### Stated problem A:
From the hash table passage, write out everything from "Note the long" down to "and check that.".

### Excerpted passage:
Note the long rehash path used in inserting the 77. It will be the same long path used when looking up 77 later. The cluster starting at index 2 and extending to index 4 (and now back to index 0) is getting in the way of our goal of fast lookup. This is one reason that hash tables are deliberately left somewhat empty. That helps to eliminate the need for rehashing for most lookups and to reduce the number of rehash attempts needed in the other lookups. In the above example, note that inserting one more item would fill the table. Having a hash table that full is not desirable. Some check should be made to make sure, however, that any attempt to insert into a full table is rejected immediately. There is no need to rehash to every location in the table before concluding that there is no room; just have a counter and check that.
How one does deletion depends on the design of the hash table. If some sort of linked list was used, then it amounts to a deletion of a node from a linked list. If a design like that in the example above was used, then one just marks a deleted location as "deleted". In our example we could use a flag of -2 to stand for "deleted". For example, let's delete the record containing 32. First we do a lookup to find the location in the usual way: hash(32) = 2, rehash(2) = 3. We mark the table as follows:
Does this mess up our lookups? Looking up 27 or 99 works normally, since each of these hashes directly to the correct location. Let's try 77. Since hash(77) = 2, we try index 2, but find no match. Then rehash(2) = 3, but location 3 is marked as deleted. Although we stop a lookup when we reach an empty location (-1), it is clear that we must continue when reaching a deleted location (-2). Thus we try rehash(3) = 4, but again have no match. Finally, rehash(4) = 0 gives us the location of the desired 77. Lookups, then, have to continue until we find a match, an empty location, or until we have tried every location in the table (for a full table -- if we were crazy enough to produce such a thing).

Data items:
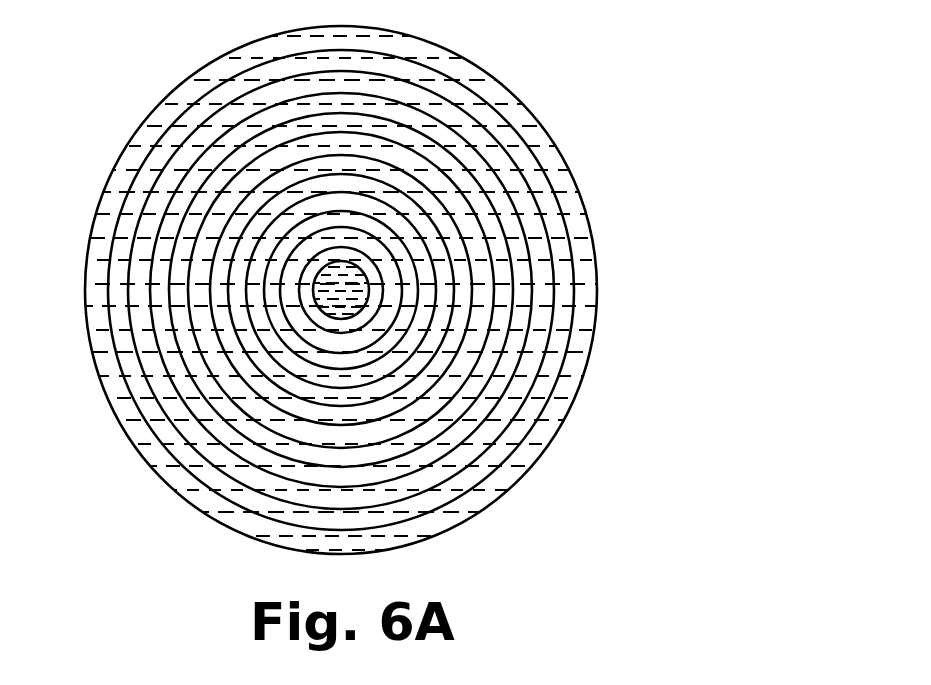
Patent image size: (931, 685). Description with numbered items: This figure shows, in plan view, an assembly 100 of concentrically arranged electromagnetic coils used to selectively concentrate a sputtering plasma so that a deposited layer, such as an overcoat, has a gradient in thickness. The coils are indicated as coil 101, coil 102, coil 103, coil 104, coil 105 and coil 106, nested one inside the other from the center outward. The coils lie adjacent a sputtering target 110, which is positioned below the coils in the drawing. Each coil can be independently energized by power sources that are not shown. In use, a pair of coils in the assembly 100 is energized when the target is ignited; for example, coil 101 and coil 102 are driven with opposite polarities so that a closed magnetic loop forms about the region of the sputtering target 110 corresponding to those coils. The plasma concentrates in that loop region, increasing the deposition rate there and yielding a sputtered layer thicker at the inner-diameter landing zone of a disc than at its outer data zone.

The assembly 100 is at (537, 525).
The electromagnetic coil 101 is at (365, 318).
The electromagnetic coil 102 is at (403, 320).
The electromagnetic coil 103 is at (437, 323).
The electromagnetic coil 104 is at (480, 295).
The electromagnetic coil 105 is at (510, 225).
The electromagnetic coil 106 is at (515, 148).
The sputtering target 110 is at (190, 502).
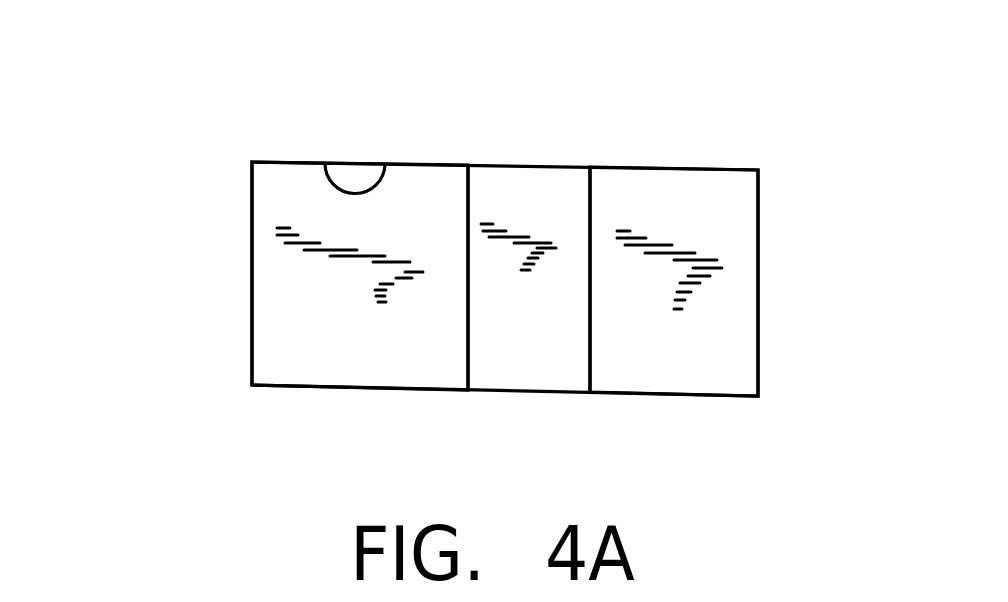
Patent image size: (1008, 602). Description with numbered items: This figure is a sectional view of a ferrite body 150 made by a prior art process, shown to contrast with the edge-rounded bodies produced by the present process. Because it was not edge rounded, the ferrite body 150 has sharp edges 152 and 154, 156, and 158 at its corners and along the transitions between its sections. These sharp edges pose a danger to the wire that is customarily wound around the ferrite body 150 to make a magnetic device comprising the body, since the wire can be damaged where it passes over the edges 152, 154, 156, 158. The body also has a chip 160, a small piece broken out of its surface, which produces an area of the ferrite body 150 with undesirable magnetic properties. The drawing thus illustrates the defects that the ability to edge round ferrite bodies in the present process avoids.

The ferrite body 150 is at (198, 265).
The sharp edge 152 is at (252, 162).
The sharp edge 154 is at (758, 172).
The sharp edge 156 is at (469, 167).
The sharp edge 158 is at (590, 175).
The chip 160 is at (352, 178).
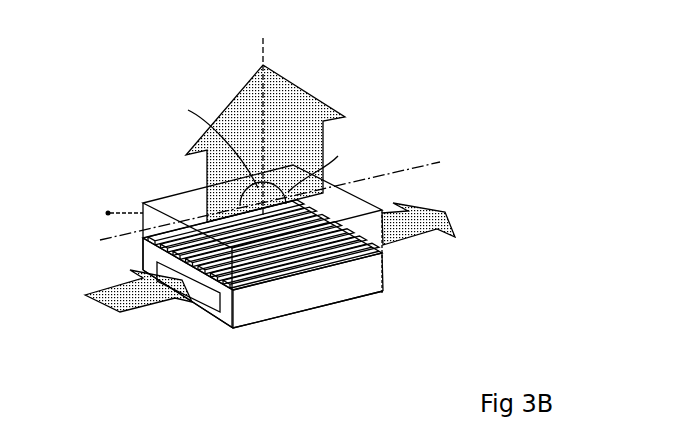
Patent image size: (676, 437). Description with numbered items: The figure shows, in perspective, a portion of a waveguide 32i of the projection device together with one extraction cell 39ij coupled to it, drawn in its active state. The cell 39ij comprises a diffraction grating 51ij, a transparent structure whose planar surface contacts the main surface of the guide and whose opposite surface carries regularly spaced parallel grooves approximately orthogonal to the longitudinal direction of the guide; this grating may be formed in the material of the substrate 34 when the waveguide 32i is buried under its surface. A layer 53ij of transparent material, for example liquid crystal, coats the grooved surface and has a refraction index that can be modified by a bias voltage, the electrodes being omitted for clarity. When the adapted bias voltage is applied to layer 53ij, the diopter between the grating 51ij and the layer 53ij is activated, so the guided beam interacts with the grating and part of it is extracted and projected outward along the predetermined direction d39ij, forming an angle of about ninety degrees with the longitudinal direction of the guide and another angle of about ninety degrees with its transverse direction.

### Stated problem B:
Give again, word for word, everything in the records from their start down to the line containing "The assembly 100 is at (537, 525).". Leave the pictures out.

### Exercise result A:
Note the long rehash path used in inserting the 77. It will be the same long path used when looking up 77 later. The cluster starting at index 2 and extending to index 4 (and now back to index 0) is getting in the way of our goal of fast lookup. This is one reason that hash tables are deliberately left somewhat empty. That helps to eliminate the need for rehashing for most lookups and to reduce the number of rehash attempts needed in the other lookups. In the above example, note that inserting one more item would fill the table. Having a hash table that full is not desirable. Some check should be made to make sure, however, that any attempt to insert into a full table is rejected immediately. There is no need to rehash to every location in the table before concluding that there is no room; just have a counter and check that.

### Exercise result B:
Patent image size: (931, 685). Description with numbered items: This figure shows, in plan view, an assembly 100 of concentrically arranged electromagnetic coils used to selectively concentrate a sputtering plasma so that a deposited layer, such as an overcoat, has a gradient in thickness. The coils are indicated as coil 101, coil 102, coil 103, coil 104, coil 105 and coil 106, nested one inside the other from the center outward. The coils lie adjacent a sputtering target 110, which is positioned below the coils in the drawing. Each coil can be independently energized by power sources that are not shown. In use, a pair of coils in the assembly 100 is energized when the target is ignited; for example, coil 101 and coil 102 are driven with opposite polarities so that a closed magnetic loop forms about the region of the sputtering target 110 corresponding to those coils. The plasma concentrates in that loop region, increasing the deposition rate there and yielding a sputtered layer thicker at the inner-diameter landing zone of a disc than at its outer data zone.

The assembly 100 is at (537, 525).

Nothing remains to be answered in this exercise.